Directions: From the entries below, copy every line holding the word "been".

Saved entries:
* Start *

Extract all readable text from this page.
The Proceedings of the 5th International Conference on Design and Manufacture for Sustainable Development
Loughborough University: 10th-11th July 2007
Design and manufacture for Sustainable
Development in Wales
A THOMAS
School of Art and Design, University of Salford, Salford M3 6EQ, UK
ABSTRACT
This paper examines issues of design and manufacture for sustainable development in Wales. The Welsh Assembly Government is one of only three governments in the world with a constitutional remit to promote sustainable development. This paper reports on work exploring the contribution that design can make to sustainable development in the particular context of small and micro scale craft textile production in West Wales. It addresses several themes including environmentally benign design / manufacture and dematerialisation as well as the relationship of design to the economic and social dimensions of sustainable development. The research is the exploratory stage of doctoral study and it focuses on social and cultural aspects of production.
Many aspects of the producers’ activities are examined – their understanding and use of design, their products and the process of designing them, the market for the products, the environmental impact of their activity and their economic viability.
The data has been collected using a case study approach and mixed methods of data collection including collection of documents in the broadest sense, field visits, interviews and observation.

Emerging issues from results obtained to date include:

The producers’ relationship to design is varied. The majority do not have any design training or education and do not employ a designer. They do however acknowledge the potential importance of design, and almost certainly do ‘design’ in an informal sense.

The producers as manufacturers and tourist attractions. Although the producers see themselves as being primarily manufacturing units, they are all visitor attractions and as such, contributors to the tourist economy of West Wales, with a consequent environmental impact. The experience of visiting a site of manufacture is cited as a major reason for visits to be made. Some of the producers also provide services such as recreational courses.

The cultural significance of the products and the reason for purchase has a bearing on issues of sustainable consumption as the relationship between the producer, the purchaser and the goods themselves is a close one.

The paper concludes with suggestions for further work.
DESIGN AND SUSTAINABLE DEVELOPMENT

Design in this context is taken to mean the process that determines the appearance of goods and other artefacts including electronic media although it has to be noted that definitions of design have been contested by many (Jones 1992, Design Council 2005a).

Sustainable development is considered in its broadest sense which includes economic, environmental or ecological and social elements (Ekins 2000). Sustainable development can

* End *
* Start *

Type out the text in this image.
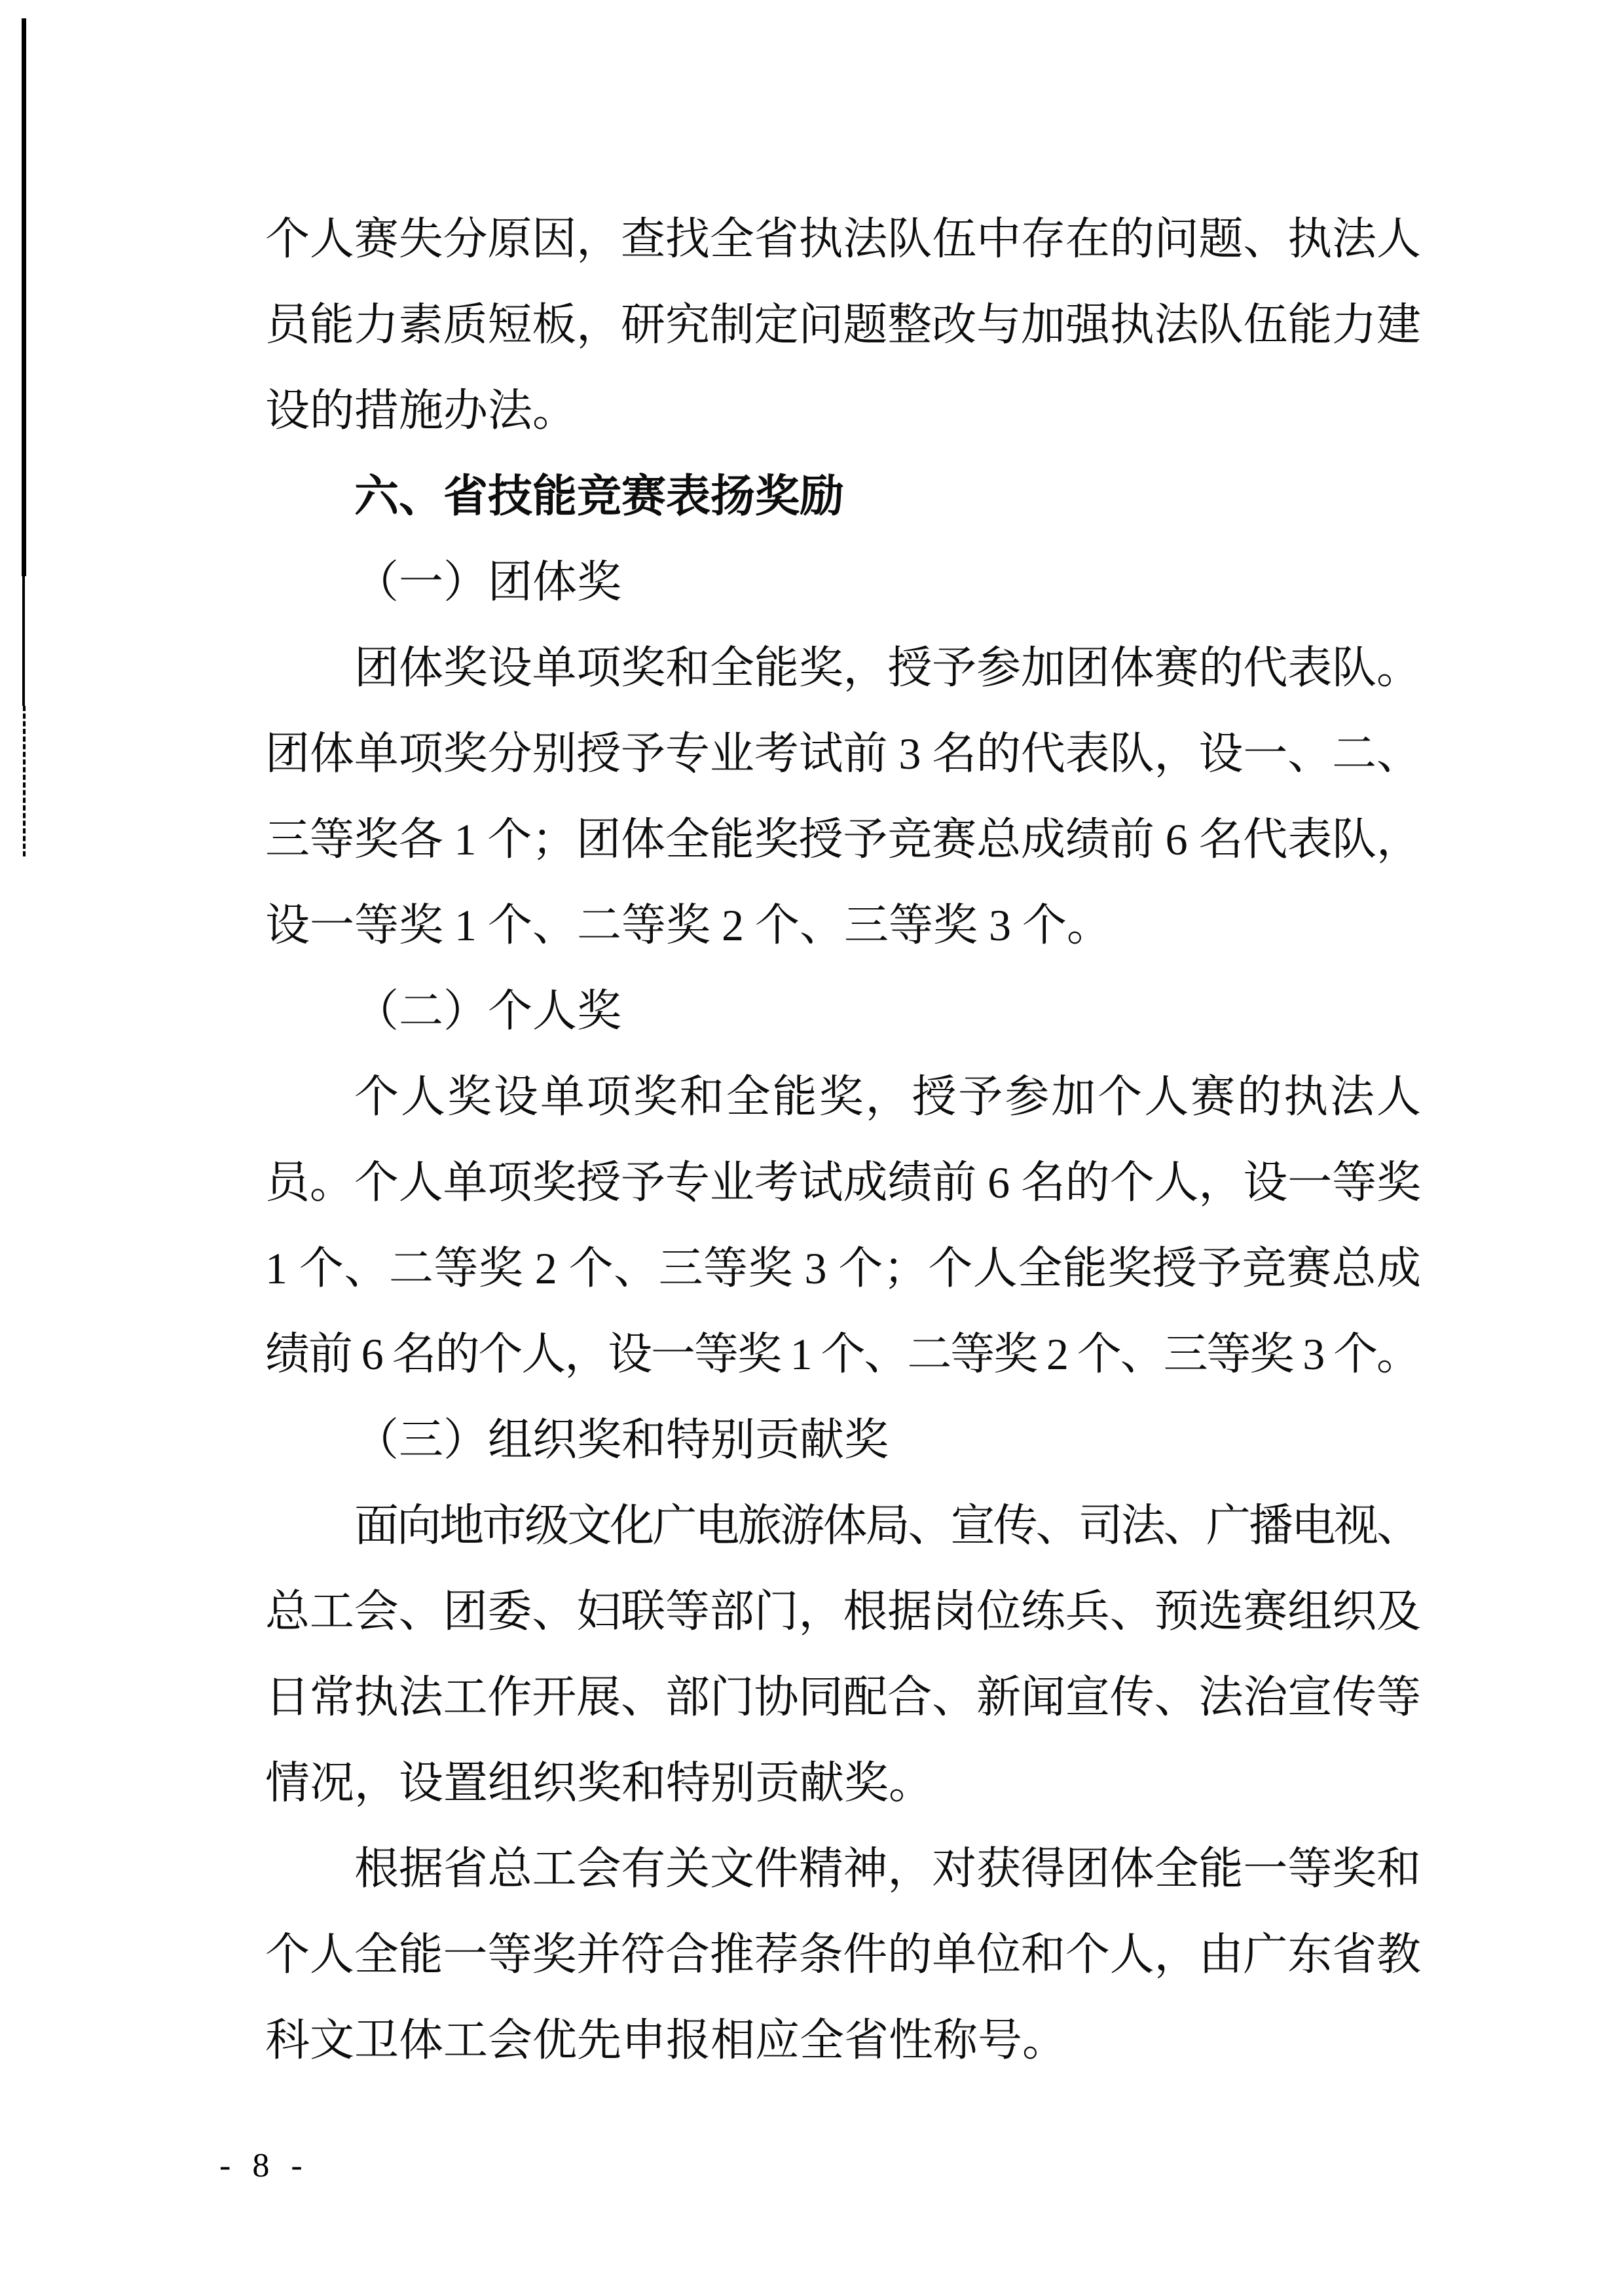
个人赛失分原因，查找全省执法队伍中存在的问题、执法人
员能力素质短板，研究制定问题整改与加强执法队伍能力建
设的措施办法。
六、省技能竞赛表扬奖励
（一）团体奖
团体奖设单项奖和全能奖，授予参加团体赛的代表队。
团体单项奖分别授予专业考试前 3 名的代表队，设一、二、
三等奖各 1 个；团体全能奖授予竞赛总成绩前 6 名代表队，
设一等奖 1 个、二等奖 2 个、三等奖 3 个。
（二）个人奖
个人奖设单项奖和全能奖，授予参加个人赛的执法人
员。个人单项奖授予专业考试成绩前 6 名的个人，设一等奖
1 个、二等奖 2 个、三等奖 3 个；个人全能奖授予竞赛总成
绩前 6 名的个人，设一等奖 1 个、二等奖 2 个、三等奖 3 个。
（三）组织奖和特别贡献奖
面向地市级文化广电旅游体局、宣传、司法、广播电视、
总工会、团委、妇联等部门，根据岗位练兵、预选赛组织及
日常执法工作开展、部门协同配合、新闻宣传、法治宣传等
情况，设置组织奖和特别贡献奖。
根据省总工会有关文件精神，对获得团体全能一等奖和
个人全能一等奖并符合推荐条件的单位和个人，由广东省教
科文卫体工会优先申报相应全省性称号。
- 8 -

* End *

Correct answer:
The data has been collected using a case study approach and mixed methods of data collection including collection of documents in the broadest sense, field visits, interviews and observation.
Design in this context is taken to mean the process that determines the appearance of goods and other artefacts including electronic media although it has to be noted that definitions of design have been contested by many (Jones 1992, Design Council 2005a).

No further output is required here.